→ **Document passage**:

════

It’s okay to need a minute. 

 

It’s important that we know that baby bonding is a process.

What happens in that golden hour (the first hour after birth) doesn’t determine the course of your relationship.

 

Even the first few weeks, when baby blues are common, and you’re trying to figure things out, aren’t make or break for your connection. You’ll get to know your little one over time.

It’s also critical that parents who aren’t breastfeeding know that they can be incredibly connected to their babies.

Whether you’re a partner who’s not lactating, if breastfeeding is a struggle, or your family has chosen to formula feed, there’s plenty of opportunities for baby bonding.

 

So here are 10 ways to facilitate baby bonding:

 

Baby bonding occurs through a newborn's life

 

1. Baby Massage

This can be as simple as rubbing your baby with a lotion that’s safe for her skin or pedaling her tummy to help her get a gas bubble out. Every time you touch your baby lovingly, you bond.

 

2. Baby Wearing

Newborns often just want to be held. This isn’t terribly convenient if you find that you need your hands for anything. So carrying your baby in a wrap, sling or more structured carrier is helpful. Having your little one close can calm both of you. And if those wraps seem too complicated, tuck your baby into your t-shirt. It’s not sturdy when it’s time to cook, but it can let you scroll through instagram while still cuddling.

 

3. Bathtime

The first bath may be a little nerve-wracking for first-time parents but it gets easier! Once you’ve done it, and gotten your slippery baby through one battle with the water, you got through something together. Add in the power of touch and smell? Boom! Baby bonding done.

 

4. Bedtime Stories

Your little one doesn’t have to understand everything you’re saying , to get value from it. She’s picking up language! Share your favorite stories with her, let her hear your voice and grow close to you.

 

5. Singing to Your baby

Some families start this during pregnancy, since babies can hear and learn to recognize your voice. Singing songs to little ones (you can make it “their song”, or singing just about anything) creates a memory that can last a lifetime, and is fun for adults too, since many of us have deep connections to music.

 

6. Talk to your baby

Make chit chat with your little one. No, they won’t talk back, but it can be fun anyway. Narrate what’s happening around them, or share what you did at work today. It helps babies learn, and it can be fun to watch their face as they follow along with your voice and face.

════

→ **Set of tasks**:
A – Copy the stretch of the baby bonding article from "Some families start" through "voice and face.".
B – What does the baby bonding article call the first hour after birth?

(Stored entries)
════

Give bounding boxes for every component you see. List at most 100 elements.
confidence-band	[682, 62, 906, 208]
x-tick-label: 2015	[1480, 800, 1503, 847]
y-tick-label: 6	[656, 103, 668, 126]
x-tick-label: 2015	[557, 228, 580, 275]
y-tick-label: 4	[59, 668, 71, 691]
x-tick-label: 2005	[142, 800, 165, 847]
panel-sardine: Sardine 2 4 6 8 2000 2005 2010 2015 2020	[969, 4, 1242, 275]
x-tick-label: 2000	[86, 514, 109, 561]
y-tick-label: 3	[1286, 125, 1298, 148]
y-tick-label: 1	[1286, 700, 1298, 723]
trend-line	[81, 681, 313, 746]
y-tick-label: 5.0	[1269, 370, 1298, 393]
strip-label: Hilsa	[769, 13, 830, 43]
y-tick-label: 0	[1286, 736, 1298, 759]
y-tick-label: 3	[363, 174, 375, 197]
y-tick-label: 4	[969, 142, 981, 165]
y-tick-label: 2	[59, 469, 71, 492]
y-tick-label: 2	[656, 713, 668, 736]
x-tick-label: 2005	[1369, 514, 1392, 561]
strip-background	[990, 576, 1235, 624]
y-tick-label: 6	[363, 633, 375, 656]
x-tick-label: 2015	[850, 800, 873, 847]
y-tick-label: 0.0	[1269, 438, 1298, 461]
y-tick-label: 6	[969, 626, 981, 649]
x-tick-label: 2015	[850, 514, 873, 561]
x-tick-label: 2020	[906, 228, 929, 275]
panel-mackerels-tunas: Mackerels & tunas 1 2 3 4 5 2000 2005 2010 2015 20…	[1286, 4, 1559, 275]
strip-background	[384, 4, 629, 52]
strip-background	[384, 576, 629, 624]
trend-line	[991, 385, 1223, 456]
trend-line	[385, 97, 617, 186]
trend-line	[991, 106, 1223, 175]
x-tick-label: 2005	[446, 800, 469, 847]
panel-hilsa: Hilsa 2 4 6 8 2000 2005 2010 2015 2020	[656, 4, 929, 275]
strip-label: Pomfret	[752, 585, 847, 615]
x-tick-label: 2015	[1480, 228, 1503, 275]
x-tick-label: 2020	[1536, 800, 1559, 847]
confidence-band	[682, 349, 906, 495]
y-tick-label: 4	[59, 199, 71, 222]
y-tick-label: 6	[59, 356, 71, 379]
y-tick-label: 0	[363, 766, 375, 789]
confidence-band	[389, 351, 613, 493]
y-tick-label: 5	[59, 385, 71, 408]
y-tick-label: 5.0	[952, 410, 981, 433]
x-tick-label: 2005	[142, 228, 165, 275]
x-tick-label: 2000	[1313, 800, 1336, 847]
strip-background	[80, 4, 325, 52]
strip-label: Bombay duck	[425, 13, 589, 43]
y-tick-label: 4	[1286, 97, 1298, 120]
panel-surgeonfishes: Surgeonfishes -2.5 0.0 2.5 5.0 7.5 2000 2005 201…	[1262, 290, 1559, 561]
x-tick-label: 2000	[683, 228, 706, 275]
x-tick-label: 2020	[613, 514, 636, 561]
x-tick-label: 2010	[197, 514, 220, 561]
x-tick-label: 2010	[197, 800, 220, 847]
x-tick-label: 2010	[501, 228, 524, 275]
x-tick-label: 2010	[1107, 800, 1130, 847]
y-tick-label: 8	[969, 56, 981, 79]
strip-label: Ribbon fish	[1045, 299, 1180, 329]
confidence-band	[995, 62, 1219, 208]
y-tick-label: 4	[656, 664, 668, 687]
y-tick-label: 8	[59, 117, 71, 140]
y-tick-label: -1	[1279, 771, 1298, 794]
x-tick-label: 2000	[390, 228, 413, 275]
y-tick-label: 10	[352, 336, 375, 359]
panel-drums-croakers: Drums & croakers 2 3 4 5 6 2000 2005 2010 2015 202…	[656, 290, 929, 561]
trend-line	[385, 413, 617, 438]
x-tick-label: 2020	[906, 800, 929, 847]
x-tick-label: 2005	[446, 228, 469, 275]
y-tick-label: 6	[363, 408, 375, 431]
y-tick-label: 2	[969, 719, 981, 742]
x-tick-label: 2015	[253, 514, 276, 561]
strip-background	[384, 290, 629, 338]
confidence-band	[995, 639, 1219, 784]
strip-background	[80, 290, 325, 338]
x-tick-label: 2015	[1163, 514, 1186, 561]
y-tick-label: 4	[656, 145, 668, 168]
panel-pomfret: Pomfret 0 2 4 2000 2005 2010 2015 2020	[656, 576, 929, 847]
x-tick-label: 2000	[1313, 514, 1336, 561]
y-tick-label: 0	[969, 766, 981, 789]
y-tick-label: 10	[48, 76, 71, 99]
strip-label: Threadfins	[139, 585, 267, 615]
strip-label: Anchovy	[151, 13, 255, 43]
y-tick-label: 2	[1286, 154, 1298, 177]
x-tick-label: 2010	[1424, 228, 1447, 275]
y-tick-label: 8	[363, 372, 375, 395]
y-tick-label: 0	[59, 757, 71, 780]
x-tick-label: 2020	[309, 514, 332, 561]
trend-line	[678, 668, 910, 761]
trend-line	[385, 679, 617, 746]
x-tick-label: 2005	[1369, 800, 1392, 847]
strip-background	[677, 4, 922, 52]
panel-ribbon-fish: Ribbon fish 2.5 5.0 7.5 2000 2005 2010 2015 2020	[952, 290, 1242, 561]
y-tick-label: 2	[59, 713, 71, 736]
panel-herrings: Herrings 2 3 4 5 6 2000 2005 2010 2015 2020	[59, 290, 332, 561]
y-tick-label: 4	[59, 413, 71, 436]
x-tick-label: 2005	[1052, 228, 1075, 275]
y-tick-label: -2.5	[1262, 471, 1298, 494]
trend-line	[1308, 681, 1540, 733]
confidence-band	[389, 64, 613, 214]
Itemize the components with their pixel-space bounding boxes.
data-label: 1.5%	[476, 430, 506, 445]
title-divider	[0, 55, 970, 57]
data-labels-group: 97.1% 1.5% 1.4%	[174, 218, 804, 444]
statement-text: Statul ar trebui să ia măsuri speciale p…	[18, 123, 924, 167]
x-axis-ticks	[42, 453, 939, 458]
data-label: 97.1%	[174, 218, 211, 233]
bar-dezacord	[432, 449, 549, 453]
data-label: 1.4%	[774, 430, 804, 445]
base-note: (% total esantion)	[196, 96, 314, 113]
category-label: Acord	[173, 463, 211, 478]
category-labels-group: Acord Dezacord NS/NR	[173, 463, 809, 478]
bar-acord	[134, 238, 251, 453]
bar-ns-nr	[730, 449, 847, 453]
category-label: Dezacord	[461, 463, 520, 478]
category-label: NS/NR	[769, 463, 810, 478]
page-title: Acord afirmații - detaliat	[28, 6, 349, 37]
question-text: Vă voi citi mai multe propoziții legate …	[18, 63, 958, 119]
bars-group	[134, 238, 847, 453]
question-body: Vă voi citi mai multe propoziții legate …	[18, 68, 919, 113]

════

→ **Activity answers**:
A –
Some families start this during pregnancy, since babies can hear and learn to recognize your voice. Singing songs to little ones (you can make it “their song”, or singing just about anything) creates a memory that can last a lifetime, and is fun for adults too, since many of us have deep connections to music.

 

6. Talk to your baby

Make chit chat with your little one. No, they won’t talk back, but it can be fun anyway. Narrate what’s happening around them, or share what you did at work today. It helps babies learn, and it can be fun to watch their face as they follow along with your voice and face.

B – The golden hour.